INPUT ROWS →
+++++
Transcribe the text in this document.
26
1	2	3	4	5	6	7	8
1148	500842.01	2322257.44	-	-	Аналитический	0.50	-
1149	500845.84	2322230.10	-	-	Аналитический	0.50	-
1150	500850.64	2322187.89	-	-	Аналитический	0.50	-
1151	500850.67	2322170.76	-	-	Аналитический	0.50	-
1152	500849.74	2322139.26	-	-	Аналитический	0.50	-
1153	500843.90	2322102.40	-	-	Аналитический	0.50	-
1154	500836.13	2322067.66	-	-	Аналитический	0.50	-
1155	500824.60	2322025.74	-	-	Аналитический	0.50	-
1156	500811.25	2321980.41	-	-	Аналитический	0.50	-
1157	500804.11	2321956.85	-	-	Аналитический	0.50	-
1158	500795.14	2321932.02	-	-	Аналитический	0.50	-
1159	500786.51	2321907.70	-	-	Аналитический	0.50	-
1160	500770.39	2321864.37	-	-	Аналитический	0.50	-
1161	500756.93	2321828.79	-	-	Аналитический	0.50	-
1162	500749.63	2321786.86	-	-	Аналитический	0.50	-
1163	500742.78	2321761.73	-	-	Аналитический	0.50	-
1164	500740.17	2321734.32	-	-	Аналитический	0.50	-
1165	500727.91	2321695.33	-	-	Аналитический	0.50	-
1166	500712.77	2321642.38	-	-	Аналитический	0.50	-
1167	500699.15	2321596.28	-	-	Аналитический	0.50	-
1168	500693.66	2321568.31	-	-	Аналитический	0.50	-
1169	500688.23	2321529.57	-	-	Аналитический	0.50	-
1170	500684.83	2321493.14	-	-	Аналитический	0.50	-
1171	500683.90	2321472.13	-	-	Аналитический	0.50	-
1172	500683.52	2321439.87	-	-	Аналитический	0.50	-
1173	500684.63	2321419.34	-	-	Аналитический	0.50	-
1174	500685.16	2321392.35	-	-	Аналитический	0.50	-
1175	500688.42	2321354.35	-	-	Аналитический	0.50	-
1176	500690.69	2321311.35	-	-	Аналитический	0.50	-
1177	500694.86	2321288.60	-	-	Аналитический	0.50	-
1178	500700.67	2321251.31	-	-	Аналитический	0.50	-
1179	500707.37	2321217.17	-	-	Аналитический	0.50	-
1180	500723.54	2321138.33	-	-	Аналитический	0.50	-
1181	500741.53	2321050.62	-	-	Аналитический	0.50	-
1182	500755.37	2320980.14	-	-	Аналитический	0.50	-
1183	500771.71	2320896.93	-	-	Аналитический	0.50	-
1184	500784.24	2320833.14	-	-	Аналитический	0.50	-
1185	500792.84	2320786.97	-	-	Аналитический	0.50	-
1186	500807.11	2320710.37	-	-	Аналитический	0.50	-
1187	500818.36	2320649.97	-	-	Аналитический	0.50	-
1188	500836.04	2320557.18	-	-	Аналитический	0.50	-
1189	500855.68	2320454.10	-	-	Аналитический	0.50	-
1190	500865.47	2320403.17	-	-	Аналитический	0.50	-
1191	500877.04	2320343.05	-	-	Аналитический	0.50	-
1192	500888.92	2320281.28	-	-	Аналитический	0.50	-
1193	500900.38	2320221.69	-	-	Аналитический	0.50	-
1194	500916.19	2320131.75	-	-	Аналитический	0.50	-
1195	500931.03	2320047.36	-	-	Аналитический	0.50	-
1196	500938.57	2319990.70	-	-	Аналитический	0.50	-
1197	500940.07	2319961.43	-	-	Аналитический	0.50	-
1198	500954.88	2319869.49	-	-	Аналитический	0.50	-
+++++
GOAL → All of the entries must be written out exactly as they stand.

SOLVED EXERCISE →
Transcribe the text in this document.
26
1	2	3	4	5	6	7	8
1148	500842.01	2322257.44	-	-	Аналитический	0.50	-
1149	500845.84	2322230.10	-	-	Аналитический	0.50	-
1150	500850.64	2322187.89	-	-	Аналитический	0.50	-
1151	500850.67	2322170.76	-	-	Аналитический	0.50	-
1152	500849.74	2322139.26	-	-	Аналитический	0.50	-
1153	500843.90	2322102.40	-	-	Аналитический	0.50	-
1154	500836.13	2322067.66	-	-	Аналитический	0.50	-
1155	500824.60	2322025.74	-	-	Аналитический	0.50	-
1156	500811.25	2321980.41	-	-	Аналитический	0.50	-
1157	500804.11	2321956.85	-	-	Аналитический	0.50	-
1158	500795.14	2321932.02	-	-	Аналитический	0.50	-
1159	500786.51	2321907.70	-	-	Аналитический	0.50	-
1160	500770.39	2321864.37	-	-	Аналитический	0.50	-
1161	500756.93	2321828.79	-	-	Аналитический	0.50	-
1162	500749.63	2321786.86	-	-	Аналитический	0.50	-
1163	500742.78	2321761.73	-	-	Аналитический	0.50	-
1164	500740.17	2321734.32	-	-	Аналитический	0.50	-
1165	500727.91	2321695.33	-	-	Аналитический	0.50	-
1166	500712.77	2321642.38	-	-	Аналитический	0.50	-
1167	500699.15	2321596.28	-	-	Аналитический	0.50	-
1168	500693.66	2321568.31	-	-	Аналитический	0.50	-
1169	500688.23	2321529.57	-	-	Аналитический	0.50	-
1170	500684.83	2321493.14	-	-	Аналитический	0.50	-
1171	500683.90	2321472.13	-	-	Аналитический	0.50	-
1172	500683.52	2321439.87	-	-	Аналитический	0.50	-
1173	500684.63	2321419.34	-	-	Аналитический	0.50	-
1174	500685.16	2321392.35	-	-	Аналитический	0.50	-
1175	500688.42	2321354.35	-	-	Аналитический	0.50	-
1176	500690.69	2321311.35	-	-	Аналитический	0.50	-
1177	500694.86	2321288.60	-	-	Аналитический	0.50	-
1178	500700.67	2321251.31	-	-	Аналитический	0.50	-
1179	500707.37	2321217.17	-	-	Аналитический	0.50	-
1180	500723.54	2321138.33	-	-	Аналитический	0.50	-
1181	500741.53	2321050.62	-	-	Аналитический	0.50	-
1182	500755.37	2320980.14	-	-	Аналитический	0.50	-
1183	500771.71	2320896.93	-	-	Аналитический	0.50	-
1184	500784.24	2320833.14	-	-	Аналитический	0.50	-
1185	500792.84	2320786.97	-	-	Аналитический	0.50	-
1186	500807.11	2320710.37	-	-	Аналитический	0.50	-
1187	500818.36	2320649.97	-	-	Аналитический	0.50	-
1188	500836.04	2320557.18	-	-	Аналитический	0.50	-
1189	500855.68	2320454.10	-	-	Аналитический	0.50	-
1190	500865.47	2320403.17	-	-	Аналитический	0.50	-
1191	500877.04	2320343.05	-	-	Аналитический	0.50	-
1192	500888.92	2320281.28	-	-	Аналитический	0.50	-
1193	500900.38	2320221.69	-	-	Аналитический	0.50	-
1194	500916.19	2320131.75	-	-	Аналитический	0.50	-
1195	500931.03	2320047.36	-	-	Аналитический	0.50	-
1196	500938.57	2319990.70	-	-	Аналитический	0.50	-
1197	500940.07	2319961.43	-	-	Аналитический	0.50	-
1198	500954.88	2319869.49	-	-	Аналитический	0.50	-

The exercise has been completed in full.